__Required work__
Print every entry word for word, but omit the pictures.

━━━ Data to use

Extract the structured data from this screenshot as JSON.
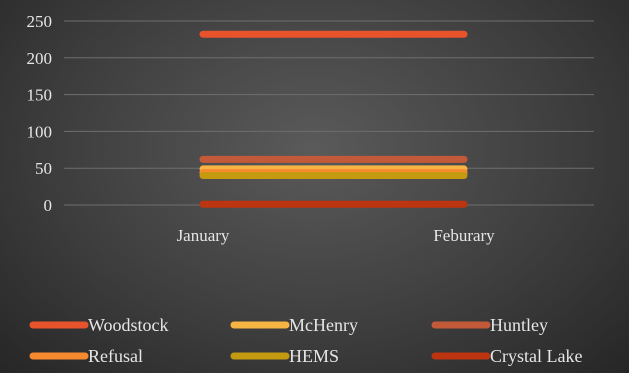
{
  "chart_data": {
    "type": "line",
    "categories": [
      "January",
      "Feburary"
    ],
    "ylim": [
      0,
      250
    ],
    "yticks": [
      0,
      50,
      100,
      150,
      200,
      250
    ],
    "grid": true,
    "legend_position": "bottom",
    "series": [
      {
        "name": "Woodstock",
        "values": [
          232,
          232
        ],
        "color": "#e8532b"
      },
      {
        "name": "McHenry",
        "values": [
          49,
          49
        ],
        "color": "#f6b443"
      },
      {
        "name": "Huntley",
        "values": [
          62,
          62
        ],
        "color": "#c25a3a"
      },
      {
        "name": "Refusal",
        "values": [
          44,
          44
        ],
        "color": "#f7892f"
      },
      {
        "name": "HEMS",
        "values": [
          40,
          40
        ],
        "color": "#c39a10"
      },
      {
        "name": "Crystal Lake",
        "values": [
          1,
          1
        ],
        "color": "#bc3510"
      }
    ]
  }
}
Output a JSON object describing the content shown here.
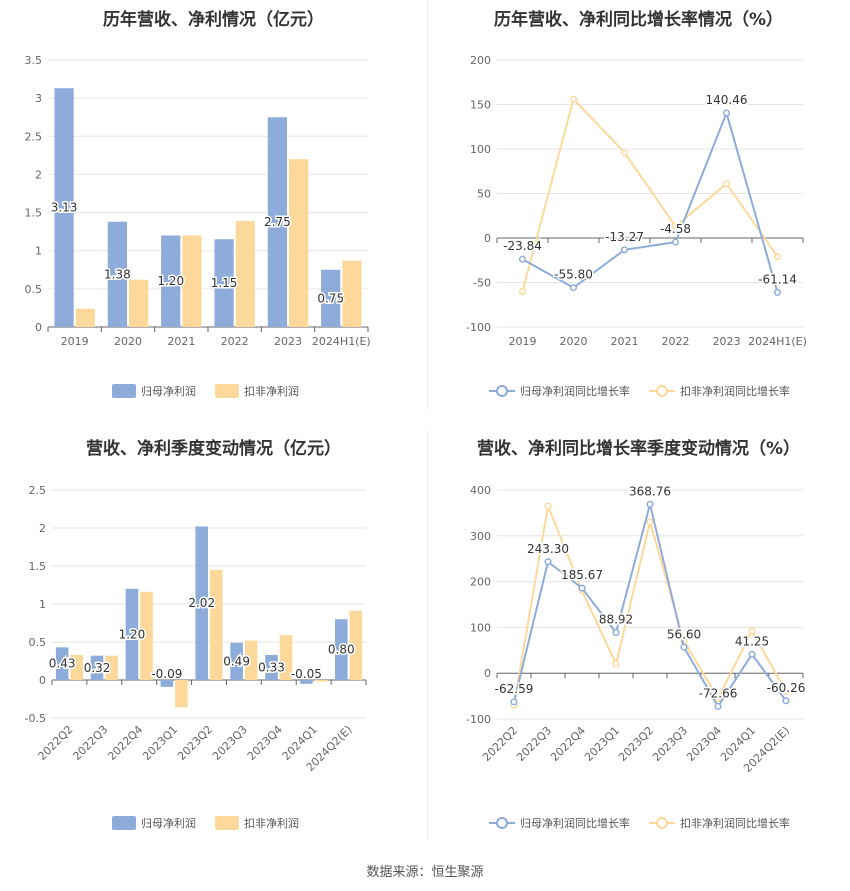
{
  "colors": {
    "primary": "#8eacd9",
    "secondary": "#fcd99a",
    "grid": "#e6e6e6",
    "axis": "#999999",
    "label": "#333333"
  },
  "source": {
    "label": "数据来源：",
    "name": "恒生聚源"
  },
  "chart_data": [
    {
      "id": "annual-values",
      "type": "bar",
      "title": "历年营收、净利情况（亿元）",
      "categories": [
        "2019",
        "2020",
        "2021",
        "2022",
        "2023",
        "2024H1(E)"
      ],
      "series": [
        {
          "name": "归母净利润",
          "values": [
            3.13,
            1.38,
            1.2,
            1.15,
            2.75,
            0.75
          ],
          "labels": [
            "3.13",
            "1.38",
            "1.20",
            "1.15",
            "2.75",
            "0.75"
          ]
        },
        {
          "name": "扣非净利润",
          "values": [
            0.24,
            0.62,
            1.2,
            1.39,
            2.2,
            0.87
          ]
        }
      ],
      "ylim": [
        0,
        3.5
      ],
      "yticks": [
        "0",
        "0.5",
        "1",
        "1.5",
        "2",
        "2.5",
        "3",
        "3.5"
      ],
      "legend": "bottom"
    },
    {
      "id": "annual-growth",
      "type": "line",
      "title": "历年营收、净利同比增长率情况（%）",
      "categories": [
        "2019",
        "2020",
        "2021",
        "2022",
        "2023",
        "2024H1(E)"
      ],
      "series": [
        {
          "name": "归母净利润同比增长率",
          "values": [
            -23.84,
            -55.8,
            -13.27,
            -4.58,
            140.46,
            -61.14
          ],
          "labels": [
            "-23.84",
            "-55.80",
            "-13.27",
            "-4.58",
            "140.46",
            "-61.14"
          ]
        },
        {
          "name": "扣非净利润同比增长率",
          "values": [
            -60,
            156,
            96,
            13,
            61,
            -21
          ]
        }
      ],
      "ylim": [
        -100,
        200
      ],
      "yticks": [
        "-100",
        "-50",
        "0",
        "50",
        "100",
        "150",
        "200"
      ],
      "legend": "bottom"
    },
    {
      "id": "quarterly-values",
      "type": "bar",
      "title": "营收、净利季度变动情况（亿元）",
      "categories": [
        "2022Q2",
        "2022Q3",
        "2022Q4",
        "2023Q1",
        "2023Q2",
        "2023Q3",
        "2023Q4",
        "2024Q1",
        "2024Q2(E)"
      ],
      "series": [
        {
          "name": "归母净利润",
          "values": [
            0.43,
            0.32,
            1.2,
            -0.09,
            2.02,
            0.49,
            0.33,
            -0.05,
            0.8
          ],
          "labels": [
            "0.43",
            "0.32",
            "1.20",
            "-0.09",
            "2.02",
            "0.49",
            "0.33",
            "-0.05",
            "0.80"
          ]
        },
        {
          "name": "扣非净利润",
          "values": [
            0.33,
            0.32,
            1.16,
            -0.36,
            1.45,
            0.52,
            0.59,
            -0.02,
            0.91
          ]
        }
      ],
      "ylim": [
        -0.5,
        2.5
      ],
      "yticks": [
        "-0.5",
        "0",
        "0.5",
        "1",
        "1.5",
        "2",
        "2.5"
      ],
      "legend": "bottom"
    },
    {
      "id": "quarterly-growth",
      "type": "line",
      "title": "营收、净利同比增长率季度变动情况（%）",
      "categories": [
        "2022Q2",
        "2022Q3",
        "2022Q4",
        "2023Q1",
        "2023Q2",
        "2023Q3",
        "2023Q4",
        "2024Q1",
        "2024Q2(E)"
      ],
      "series": [
        {
          "name": "归母净利润同比增长率",
          "values": [
            -62.59,
            243.3,
            185.67,
            88.92,
            368.76,
            56.6,
            -72.66,
            41.25,
            -60.26
          ],
          "labels": [
            "-62.59",
            "243.30",
            "185.67",
            "88.92",
            "368.76",
            "56.60",
            "-72.66",
            "41.25",
            "-60.26"
          ]
        },
        {
          "name": "扣非净利润同比增长率",
          "values": [
            -70,
            365,
            180,
            20,
            330,
            70,
            -55,
            92,
            -40
          ]
        }
      ],
      "ylim": [
        -100,
        400
      ],
      "yticks": [
        "-100",
        "0",
        "100",
        "200",
        "300",
        "400"
      ],
      "legend": "bottom"
    }
  ]
}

━━━━━━

__Result for this task__
Extract the structured data from this screenshot as JSON.
{
  "chart_data": {
    "type": "line",
    "categories": [
      "January",
      "Feburary"
    ],
    "ylim": [
      0,
      250
    ],
    "yticks": [
      0,
      50,
      100,
      150,
      200,
      250
    ],
    "grid": true,
    "legend_position": "bottom",
    "series": [
      {
        "name": "Woodstock",
        "values": [
          232,
          232
        ],
        "color": "#e8532b"
      },
      {
        "name": "McHenry",
        "values": [
          49,
          49
        ],
        "color": "#f6b443"
      },
      {
        "name": "Huntley",
        "values": [
          62,
          62
        ],
        "color": "#c25a3a"
      },
      {
        "name": "Refusal",
        "values": [
          44,
          44
        ],
        "color": "#f7892f"
      },
      {
        "name": "HEMS",
        "values": [
          40,
          40
        ],
        "color": "#c39a10"
      },
      {
        "name": "Crystal Lake",
        "values": [
          1,
          1
        ],
        "color": "#bc3510"
      }
    ]
  }
}
Output a JSON object describing the content shown here.
{
  "colors": {
    "primary": "#8eacd9",
    "secondary": "#fcd99a",
    "grid": "#e6e6e6",
    "axis": "#999999",
    "label": "#333333"
  },
  "source": {
    "label": "数据来源：",
    "name": "恒生聚源"
  },
  "chart_data": [
    {
      "id": "annual-values",
      "type": "bar",
      "title": "历年营收、净利情况（亿元）",
      "categories": [
        "2019",
        "2020",
        "2021",
        "2022",
        "2023",
        "2024H1(E)"
      ],
      "series": [
        {
          "name": "归母净利润",
          "values": [
            3.13,
            1.38,
            1.2,
            1.15,
            2.75,
            0.75
          ],
          "labels": [
            "3.13",
            "1.38",
            "1.20",
            "1.15",
            "2.75",
            "0.75"
          ]
        },
        {
          "name": "扣非净利润",
          "values": [
            0.24,
            0.62,
            1.2,
            1.39,
            2.2,
            0.87
          ]
        }
      ],
      "ylim": [
        0,
        3.5
      ],
      "yticks": [
        "0",
        "0.5",
        "1",
        "1.5",
        "2",
        "2.5",
        "3",
        "3.5"
      ],
      "legend": "bottom"
    },
    {
      "id": "annual-growth",
      "type": "line",
      "title": "历年营收、净利同比增长率情况（%）",
      "categories": [
        "2019",
        "2020",
        "2021",
        "2022",
        "2023",
        "2024H1(E)"
      ],
      "series": [
        {
          "name": "归母净利润同比增长率",
          "values": [
            -23.84,
            -55.8,
            -13.27,
            -4.58,
            140.46,
            -61.14
          ],
          "labels": [
            "-23.84",
            "-55.80",
            "-13.27",
            "-4.58",
            "140.46",
            "-61.14"
          ]
        },
        {
          "name": "扣非净利润同比增长率",
          "values": [
            -60,
            156,
            96,
            13,
            61,
            -21
          ]
        }
      ],
      "ylim": [
        -100,
        200
      ],
      "yticks": [
        "-100",
        "-50",
        "0",
        "50",
        "100",
        "150",
        "200"
      ],
      "legend": "bottom"
    },
    {
      "id": "quarterly-values",
      "type": "bar",
      "title": "营收、净利季度变动情况（亿元）",
      "categories": [
        "2022Q2",
        "2022Q3",
        "2022Q4",
        "2023Q1",
        "2023Q2",
        "2023Q3",
        "2023Q4",
        "2024Q1",
        "2024Q2(E)"
      ],
      "series": [
        {
          "name": "归母净利润",
          "values": [
            0.43,
            0.32,
            1.2,
            -0.09,
            2.02,
            0.49,
            0.33,
            -0.05,
            0.8
          ],
          "labels": [
            "0.43",
            "0.32",
            "1.20",
            "-0.09",
            "2.02",
            "0.49",
            "0.33",
            "-0.05",
            "0.80"
          ]
        },
        {
          "name": "扣非净利润",
          "values": [
            0.33,
            0.32,
            1.16,
            -0.36,
            1.45,
            0.52,
            0.59,
            -0.02,
            0.91
          ]
        }
      ],
      "ylim": [
        -0.5,
        2.5
      ],
      "yticks": [
        "-0.5",
        "0",
        "0.5",
        "1",
        "1.5",
        "2",
        "2.5"
      ],
      "legend": "bottom"
    },
    {
      "id": "quarterly-growth",
      "type": "line",
      "title": "营收、净利同比增长率季度变动情况（%）",
      "categories": [
        "2022Q2",
        "2022Q3",
        "2022Q4",
        "2023Q1",
        "2023Q2",
        "2023Q3",
        "2023Q4",
        "2024Q1",
        "2024Q2(E)"
      ],
      "series": [
        {
          "name": "归母净利润同比增长率",
          "values": [
            -62.59,
            243.3,
            185.67,
            88.92,
            368.76,
            56.6,
            -72.66,
            41.25,
            -60.26
          ],
          "labels": [
            "-62.59",
            "243.30",
            "185.67",
            "88.92",
            "368.76",
            "56.60",
            "-72.66",
            "41.25",
            "-60.26"
          ]
        },
        {
          "name": "扣非净利润同比增长率",
          "values": [
            -70,
            365,
            180,
            20,
            330,
            70,
            -55,
            92,
            -40
          ]
        }
      ],
      "ylim": [
        -100,
        400
      ],
      "yticks": [
        "-100",
        "0",
        "100",
        "200",
        "300",
        "400"
      ],
      "legend": "bottom"
    }
  ]
}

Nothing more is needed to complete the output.